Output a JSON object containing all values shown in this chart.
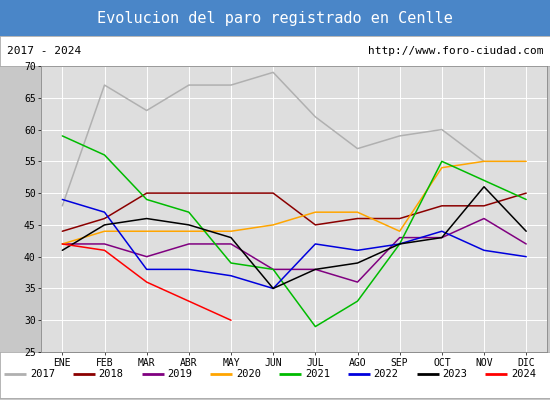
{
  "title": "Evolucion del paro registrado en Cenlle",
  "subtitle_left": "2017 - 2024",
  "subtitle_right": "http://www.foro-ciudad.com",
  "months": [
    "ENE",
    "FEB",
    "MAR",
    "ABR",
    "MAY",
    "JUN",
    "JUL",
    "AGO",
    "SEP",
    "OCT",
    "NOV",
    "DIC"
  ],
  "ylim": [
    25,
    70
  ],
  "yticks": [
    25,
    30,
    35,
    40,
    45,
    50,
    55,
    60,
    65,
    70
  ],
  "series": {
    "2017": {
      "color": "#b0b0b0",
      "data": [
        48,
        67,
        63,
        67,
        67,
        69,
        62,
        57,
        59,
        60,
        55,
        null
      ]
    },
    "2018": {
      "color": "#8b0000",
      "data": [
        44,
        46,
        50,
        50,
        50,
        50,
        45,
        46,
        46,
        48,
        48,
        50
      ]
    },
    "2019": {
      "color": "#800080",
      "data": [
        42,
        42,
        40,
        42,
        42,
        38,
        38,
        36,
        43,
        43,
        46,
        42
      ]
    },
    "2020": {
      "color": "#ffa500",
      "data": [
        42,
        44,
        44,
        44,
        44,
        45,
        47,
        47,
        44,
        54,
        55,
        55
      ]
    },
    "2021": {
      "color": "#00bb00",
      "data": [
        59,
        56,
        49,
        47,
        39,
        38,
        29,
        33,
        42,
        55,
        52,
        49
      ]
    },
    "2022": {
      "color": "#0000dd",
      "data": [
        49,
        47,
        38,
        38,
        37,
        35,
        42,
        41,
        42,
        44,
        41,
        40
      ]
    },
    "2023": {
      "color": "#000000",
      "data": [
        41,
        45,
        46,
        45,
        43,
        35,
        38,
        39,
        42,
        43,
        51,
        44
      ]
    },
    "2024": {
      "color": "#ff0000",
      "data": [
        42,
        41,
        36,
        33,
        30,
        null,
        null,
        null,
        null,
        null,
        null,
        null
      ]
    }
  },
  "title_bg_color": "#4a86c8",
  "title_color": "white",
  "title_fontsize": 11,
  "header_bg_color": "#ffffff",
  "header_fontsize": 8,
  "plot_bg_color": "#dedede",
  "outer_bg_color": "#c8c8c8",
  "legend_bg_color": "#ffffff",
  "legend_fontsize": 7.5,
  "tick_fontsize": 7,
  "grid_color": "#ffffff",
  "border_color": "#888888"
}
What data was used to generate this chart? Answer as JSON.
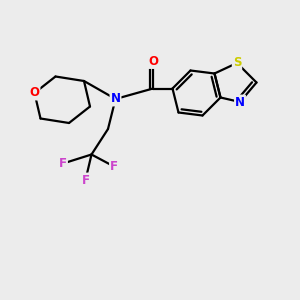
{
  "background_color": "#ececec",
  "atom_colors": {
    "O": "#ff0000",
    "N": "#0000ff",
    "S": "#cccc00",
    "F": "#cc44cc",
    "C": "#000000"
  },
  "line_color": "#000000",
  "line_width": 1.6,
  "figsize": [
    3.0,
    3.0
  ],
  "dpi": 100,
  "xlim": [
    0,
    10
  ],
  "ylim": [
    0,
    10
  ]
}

* [TASK DIRECTIONS]
Reproduce the material above exactly, but only from the line with "What data was" through its last line, leaving pictures out.

* [RESULT OF THE TASK]
What data was used to generate this chart? Answer as JSON.
{
  "background_color": "#ececec",
  "atom_colors": {
    "O": "#ff0000",
    "N": "#0000ff",
    "S": "#cccc00",
    "F": "#cc44cc",
    "C": "#000000"
  },
  "line_color": "#000000",
  "line_width": 1.6,
  "figsize": [
    3.0,
    3.0
  ],
  "dpi": 100,
  "xlim": [
    0,
    10
  ],
  "ylim": [
    0,
    10
  ]
}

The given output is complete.